* STATED EXERCISE *
Reproduce the records word for word, starting at the very first line and continuing through the line that contains "announcement-item[interactable]: Tips and", with both ends included.
━━━━━ MATERIALS PROVIDED
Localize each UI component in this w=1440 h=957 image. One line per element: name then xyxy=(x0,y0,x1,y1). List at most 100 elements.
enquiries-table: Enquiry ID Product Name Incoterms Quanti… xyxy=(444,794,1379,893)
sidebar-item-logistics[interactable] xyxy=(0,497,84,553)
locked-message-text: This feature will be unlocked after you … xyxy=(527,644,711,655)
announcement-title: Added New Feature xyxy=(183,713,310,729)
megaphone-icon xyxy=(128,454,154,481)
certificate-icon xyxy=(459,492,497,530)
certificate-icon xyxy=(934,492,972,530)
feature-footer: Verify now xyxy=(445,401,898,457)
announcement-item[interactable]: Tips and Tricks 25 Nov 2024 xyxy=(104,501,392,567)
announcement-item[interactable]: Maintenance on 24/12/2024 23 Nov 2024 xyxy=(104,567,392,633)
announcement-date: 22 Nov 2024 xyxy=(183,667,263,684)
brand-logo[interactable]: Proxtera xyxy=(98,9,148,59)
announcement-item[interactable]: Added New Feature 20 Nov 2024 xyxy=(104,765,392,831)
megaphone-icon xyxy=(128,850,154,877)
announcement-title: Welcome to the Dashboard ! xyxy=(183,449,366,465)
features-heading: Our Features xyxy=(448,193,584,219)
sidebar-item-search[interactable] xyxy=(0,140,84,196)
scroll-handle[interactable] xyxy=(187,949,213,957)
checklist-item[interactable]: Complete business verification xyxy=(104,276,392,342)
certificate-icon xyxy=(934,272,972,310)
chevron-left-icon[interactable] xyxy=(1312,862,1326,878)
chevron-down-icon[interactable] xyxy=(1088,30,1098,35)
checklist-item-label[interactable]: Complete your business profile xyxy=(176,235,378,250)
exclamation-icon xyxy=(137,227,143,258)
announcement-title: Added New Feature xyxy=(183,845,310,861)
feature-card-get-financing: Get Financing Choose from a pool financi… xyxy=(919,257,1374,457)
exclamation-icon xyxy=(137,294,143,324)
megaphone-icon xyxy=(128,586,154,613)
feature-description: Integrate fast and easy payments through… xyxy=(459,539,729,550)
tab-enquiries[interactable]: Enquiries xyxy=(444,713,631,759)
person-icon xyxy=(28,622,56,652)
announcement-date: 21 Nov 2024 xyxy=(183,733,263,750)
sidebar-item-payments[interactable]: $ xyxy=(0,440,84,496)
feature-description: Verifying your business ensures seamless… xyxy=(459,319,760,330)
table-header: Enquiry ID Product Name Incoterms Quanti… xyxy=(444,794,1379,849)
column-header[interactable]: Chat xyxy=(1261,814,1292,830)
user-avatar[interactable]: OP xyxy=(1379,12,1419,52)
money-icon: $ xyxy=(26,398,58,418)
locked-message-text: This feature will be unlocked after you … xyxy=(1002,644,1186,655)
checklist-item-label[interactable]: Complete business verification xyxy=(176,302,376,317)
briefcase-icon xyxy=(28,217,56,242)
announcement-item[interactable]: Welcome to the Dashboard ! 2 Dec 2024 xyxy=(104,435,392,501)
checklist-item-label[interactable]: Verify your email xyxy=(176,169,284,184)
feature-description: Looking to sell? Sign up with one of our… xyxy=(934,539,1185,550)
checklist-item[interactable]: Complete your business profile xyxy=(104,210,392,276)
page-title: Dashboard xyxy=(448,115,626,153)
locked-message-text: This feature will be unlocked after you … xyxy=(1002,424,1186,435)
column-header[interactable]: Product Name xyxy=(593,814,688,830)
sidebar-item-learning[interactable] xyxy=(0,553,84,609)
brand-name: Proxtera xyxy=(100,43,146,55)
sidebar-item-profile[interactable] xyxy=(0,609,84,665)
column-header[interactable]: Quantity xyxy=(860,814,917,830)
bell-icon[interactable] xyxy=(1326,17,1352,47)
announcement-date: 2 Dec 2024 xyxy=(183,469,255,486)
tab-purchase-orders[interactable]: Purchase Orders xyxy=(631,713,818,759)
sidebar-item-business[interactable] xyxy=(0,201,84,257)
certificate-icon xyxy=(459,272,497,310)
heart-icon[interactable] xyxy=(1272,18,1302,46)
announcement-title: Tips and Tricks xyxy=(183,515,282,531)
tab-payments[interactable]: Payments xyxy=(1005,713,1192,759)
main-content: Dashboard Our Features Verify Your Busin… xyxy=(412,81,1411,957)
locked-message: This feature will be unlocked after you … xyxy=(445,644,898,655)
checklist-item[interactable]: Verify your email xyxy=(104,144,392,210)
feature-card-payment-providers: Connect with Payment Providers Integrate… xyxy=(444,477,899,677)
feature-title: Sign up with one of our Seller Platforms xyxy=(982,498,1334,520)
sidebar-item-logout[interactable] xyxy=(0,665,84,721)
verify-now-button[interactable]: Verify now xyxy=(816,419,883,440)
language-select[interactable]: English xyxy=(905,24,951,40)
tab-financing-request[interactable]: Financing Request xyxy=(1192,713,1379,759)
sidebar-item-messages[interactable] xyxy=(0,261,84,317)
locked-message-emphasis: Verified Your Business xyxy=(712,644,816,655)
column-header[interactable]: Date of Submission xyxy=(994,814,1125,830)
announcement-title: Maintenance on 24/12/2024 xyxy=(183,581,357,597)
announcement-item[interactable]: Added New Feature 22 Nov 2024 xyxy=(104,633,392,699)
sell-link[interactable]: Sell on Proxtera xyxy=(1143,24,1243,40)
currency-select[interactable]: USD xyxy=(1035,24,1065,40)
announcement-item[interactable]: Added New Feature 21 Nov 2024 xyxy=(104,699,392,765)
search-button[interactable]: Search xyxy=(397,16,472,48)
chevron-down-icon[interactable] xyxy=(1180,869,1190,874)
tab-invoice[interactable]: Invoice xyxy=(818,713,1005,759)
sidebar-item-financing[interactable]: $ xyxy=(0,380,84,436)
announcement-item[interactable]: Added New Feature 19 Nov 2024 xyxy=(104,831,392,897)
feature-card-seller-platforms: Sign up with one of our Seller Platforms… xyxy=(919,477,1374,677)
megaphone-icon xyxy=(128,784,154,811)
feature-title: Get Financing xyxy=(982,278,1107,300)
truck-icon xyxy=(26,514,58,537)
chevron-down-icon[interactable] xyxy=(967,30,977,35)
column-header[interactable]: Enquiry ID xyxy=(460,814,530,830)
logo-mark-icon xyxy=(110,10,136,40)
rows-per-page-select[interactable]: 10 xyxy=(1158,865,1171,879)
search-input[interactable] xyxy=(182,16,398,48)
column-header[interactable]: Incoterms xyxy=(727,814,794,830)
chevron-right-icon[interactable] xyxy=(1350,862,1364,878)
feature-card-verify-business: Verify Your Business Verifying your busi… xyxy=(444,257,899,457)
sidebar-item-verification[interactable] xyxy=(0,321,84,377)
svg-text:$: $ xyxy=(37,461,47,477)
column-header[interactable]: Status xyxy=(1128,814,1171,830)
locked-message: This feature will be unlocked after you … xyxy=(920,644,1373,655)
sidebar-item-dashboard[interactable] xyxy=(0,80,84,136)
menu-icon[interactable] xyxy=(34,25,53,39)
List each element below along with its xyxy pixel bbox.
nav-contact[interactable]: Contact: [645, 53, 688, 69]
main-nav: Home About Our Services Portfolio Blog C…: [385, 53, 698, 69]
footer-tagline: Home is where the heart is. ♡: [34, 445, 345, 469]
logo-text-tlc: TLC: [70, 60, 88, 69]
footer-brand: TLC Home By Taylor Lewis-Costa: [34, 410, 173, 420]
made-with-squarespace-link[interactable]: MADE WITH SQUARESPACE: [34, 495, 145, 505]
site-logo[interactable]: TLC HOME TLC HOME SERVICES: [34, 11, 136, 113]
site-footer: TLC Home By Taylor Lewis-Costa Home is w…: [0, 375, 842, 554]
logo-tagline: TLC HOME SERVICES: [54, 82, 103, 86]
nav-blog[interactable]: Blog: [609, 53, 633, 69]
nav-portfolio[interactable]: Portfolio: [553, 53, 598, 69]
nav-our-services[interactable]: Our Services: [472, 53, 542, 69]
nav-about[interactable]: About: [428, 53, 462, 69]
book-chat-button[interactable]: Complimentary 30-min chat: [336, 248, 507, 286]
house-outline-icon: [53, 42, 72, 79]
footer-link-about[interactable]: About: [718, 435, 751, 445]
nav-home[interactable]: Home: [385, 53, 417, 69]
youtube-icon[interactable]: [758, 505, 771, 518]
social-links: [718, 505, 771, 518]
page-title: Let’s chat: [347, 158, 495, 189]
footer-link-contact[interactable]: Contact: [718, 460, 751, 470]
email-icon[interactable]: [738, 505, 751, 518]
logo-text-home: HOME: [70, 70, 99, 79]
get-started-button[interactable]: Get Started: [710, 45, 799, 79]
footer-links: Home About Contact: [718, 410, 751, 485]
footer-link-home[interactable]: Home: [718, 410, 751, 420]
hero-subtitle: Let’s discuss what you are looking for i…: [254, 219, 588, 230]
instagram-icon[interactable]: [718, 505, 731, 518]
━━━━━━━━━━
* WORKED ANSWER *
Localize each UI component in this w=1440 h=957 image. One line per element: name then xyxy=(x0,y0,x1,y1). List at most 100 elements.
enquiries-table: Enquiry ID Product Name Incoterms Quanti… xyxy=(444,794,1379,893)
sidebar-item-logistics[interactable] xyxy=(0,497,84,553)
locked-message-text: This feature will be unlocked after you … xyxy=(527,644,711,655)
announcement-title: Added New Feature xyxy=(183,713,310,729)
megaphone-icon xyxy=(128,454,154,481)
certificate-icon xyxy=(459,492,497,530)
certificate-icon xyxy=(934,492,972,530)
feature-footer: Verify now xyxy=(445,401,898,457)
announcement-item[interactable]: Tips and Tricks 25 Nov 2024 xyxy=(104,501,392,567)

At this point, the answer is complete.